(Data entries)
* * * *
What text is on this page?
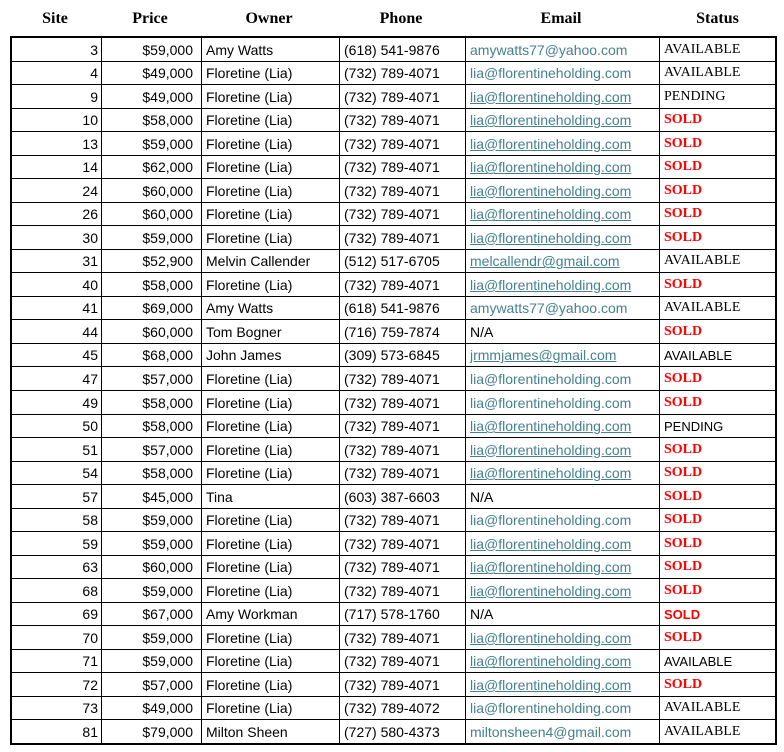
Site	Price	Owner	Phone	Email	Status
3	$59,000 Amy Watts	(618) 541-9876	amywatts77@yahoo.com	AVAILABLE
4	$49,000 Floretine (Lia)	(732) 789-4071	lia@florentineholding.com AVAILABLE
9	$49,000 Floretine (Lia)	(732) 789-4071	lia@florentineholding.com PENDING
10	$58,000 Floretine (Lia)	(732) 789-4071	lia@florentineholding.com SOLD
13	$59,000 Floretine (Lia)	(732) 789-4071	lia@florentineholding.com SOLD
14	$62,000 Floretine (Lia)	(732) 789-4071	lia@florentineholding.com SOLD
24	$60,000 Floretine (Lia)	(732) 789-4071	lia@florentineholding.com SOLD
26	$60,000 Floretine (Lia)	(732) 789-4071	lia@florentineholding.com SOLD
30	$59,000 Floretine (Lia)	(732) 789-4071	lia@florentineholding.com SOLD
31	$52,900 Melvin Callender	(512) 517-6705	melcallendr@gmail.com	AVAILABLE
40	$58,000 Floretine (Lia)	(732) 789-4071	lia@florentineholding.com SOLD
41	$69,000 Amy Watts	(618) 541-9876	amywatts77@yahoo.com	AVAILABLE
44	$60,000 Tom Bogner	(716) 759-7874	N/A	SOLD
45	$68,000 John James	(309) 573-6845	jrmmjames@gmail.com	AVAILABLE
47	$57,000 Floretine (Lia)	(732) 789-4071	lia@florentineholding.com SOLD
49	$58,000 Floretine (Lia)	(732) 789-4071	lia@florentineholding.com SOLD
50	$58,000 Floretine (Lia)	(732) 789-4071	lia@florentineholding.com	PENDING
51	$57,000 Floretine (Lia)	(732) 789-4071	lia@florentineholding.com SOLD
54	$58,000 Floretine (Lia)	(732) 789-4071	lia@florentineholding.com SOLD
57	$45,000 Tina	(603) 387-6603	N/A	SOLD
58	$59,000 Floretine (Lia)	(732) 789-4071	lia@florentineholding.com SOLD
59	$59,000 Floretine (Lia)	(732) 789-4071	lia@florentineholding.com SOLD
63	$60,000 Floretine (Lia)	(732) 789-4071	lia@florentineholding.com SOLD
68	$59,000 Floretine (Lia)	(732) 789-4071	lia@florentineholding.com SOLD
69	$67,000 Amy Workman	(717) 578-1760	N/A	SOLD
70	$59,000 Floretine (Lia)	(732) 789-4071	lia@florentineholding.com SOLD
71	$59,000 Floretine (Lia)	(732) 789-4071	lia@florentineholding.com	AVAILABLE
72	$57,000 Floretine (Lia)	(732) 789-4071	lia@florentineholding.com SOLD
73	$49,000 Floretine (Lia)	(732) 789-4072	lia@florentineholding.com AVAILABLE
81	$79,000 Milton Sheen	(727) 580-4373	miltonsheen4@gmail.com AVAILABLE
* * * *
■ Problem:
Each line holding "Watts" must be found and copied.

■ Solution to this problem:
3	$59,000 Amy Watts	(618) 541-9876	amywatts77@yahoo.com	AVAILABLE
41	$69,000 Amy Watts	(618) 541-9876	amywatts77@yahoo.com	AVAILABLE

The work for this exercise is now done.